What you need to do. Each record below should be output verbatim, without pictures.
+++ Data for the task
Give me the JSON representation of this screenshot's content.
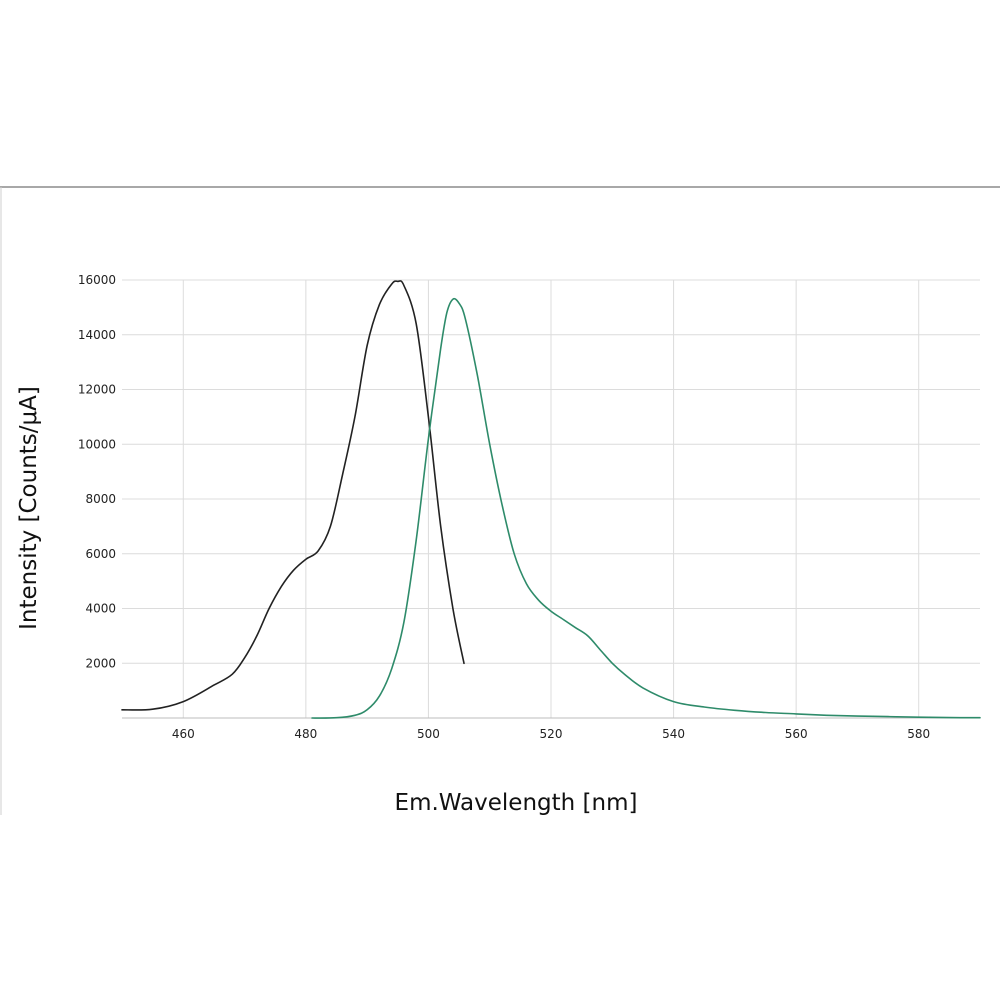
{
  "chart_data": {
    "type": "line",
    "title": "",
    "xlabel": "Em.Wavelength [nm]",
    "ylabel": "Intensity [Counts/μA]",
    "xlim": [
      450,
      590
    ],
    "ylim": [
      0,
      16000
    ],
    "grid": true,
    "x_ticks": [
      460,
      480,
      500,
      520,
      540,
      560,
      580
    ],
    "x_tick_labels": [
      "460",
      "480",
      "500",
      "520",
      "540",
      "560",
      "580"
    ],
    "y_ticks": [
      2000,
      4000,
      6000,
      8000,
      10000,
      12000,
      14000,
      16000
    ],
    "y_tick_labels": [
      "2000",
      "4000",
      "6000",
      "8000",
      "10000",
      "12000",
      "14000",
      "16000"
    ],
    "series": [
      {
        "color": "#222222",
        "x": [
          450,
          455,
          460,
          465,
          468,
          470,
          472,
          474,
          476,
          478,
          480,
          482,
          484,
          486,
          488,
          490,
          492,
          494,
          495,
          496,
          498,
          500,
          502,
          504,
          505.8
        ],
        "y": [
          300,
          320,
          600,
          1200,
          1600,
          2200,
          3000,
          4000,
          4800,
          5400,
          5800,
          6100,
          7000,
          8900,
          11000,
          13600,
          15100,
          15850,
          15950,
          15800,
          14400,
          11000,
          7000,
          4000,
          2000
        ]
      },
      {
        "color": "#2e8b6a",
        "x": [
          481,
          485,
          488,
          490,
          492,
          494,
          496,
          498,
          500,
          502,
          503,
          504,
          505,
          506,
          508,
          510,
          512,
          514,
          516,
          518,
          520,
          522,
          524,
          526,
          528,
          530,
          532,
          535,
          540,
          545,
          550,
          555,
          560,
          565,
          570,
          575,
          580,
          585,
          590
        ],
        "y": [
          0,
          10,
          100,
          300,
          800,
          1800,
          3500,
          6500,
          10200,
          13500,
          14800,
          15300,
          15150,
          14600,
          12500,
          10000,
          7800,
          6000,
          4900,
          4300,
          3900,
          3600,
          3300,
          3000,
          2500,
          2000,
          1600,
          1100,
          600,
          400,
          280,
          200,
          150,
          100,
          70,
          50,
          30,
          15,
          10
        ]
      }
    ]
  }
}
++++++
Solution to the exercise.
Give me the JSON representation of this screenshot's content.
{
  "chart_data": {
    "type": "line",
    "title": "",
    "xlabel": "Em.Wavelength [nm]",
    "ylabel": "Intensity [Counts/μA]",
    "xlim": [
      450,
      590
    ],
    "ylim": [
      0,
      16000
    ],
    "grid": true,
    "x_ticks": [
      460,
      480,
      500,
      520,
      540,
      560,
      580
    ],
    "x_tick_labels": [
      "460",
      "480",
      "500",
      "520",
      "540",
      "560",
      "580"
    ],
    "y_ticks": [
      2000,
      4000,
      6000,
      8000,
      10000,
      12000,
      14000,
      16000
    ],
    "y_tick_labels": [
      "2000",
      "4000",
      "6000",
      "8000",
      "10000",
      "12000",
      "14000",
      "16000"
    ],
    "series": [
      {
        "color": "#222222",
        "x": [
          450,
          455,
          460,
          465,
          468,
          470,
          472,
          474,
          476,
          478,
          480,
          482,
          484,
          486,
          488,
          490,
          492,
          494,
          495,
          496,
          498,
          500,
          502,
          504,
          505.8
        ],
        "y": [
          300,
          320,
          600,
          1200,
          1600,
          2200,
          3000,
          4000,
          4800,
          5400,
          5800,
          6100,
          7000,
          8900,
          11000,
          13600,
          15100,
          15850,
          15950,
          15800,
          14400,
          11000,
          7000,
          4000,
          2000
        ]
      },
      {
        "color": "#2e8b6a",
        "x": [
          481,
          485,
          488,
          490,
          492,
          494,
          496,
          498,
          500,
          502,
          503,
          504,
          505,
          506,
          508,
          510,
          512,
          514,
          516,
          518,
          520,
          522,
          524,
          526,
          528,
          530,
          532,
          535,
          540,
          545,
          550,
          555,
          560,
          565,
          570,
          575,
          580,
          585,
          590
        ],
        "y": [
          0,
          10,
          100,
          300,
          800,
          1800,
          3500,
          6500,
          10200,
          13500,
          14800,
          15300,
          15150,
          14600,
          12500,
          10000,
          7800,
          6000,
          4900,
          4300,
          3900,
          3600,
          3300,
          3000,
          2500,
          2000,
          1600,
          1100,
          600,
          400,
          280,
          200,
          150,
          100,
          70,
          50,
          30,
          15,
          10
        ]
      }
    ]
  }
}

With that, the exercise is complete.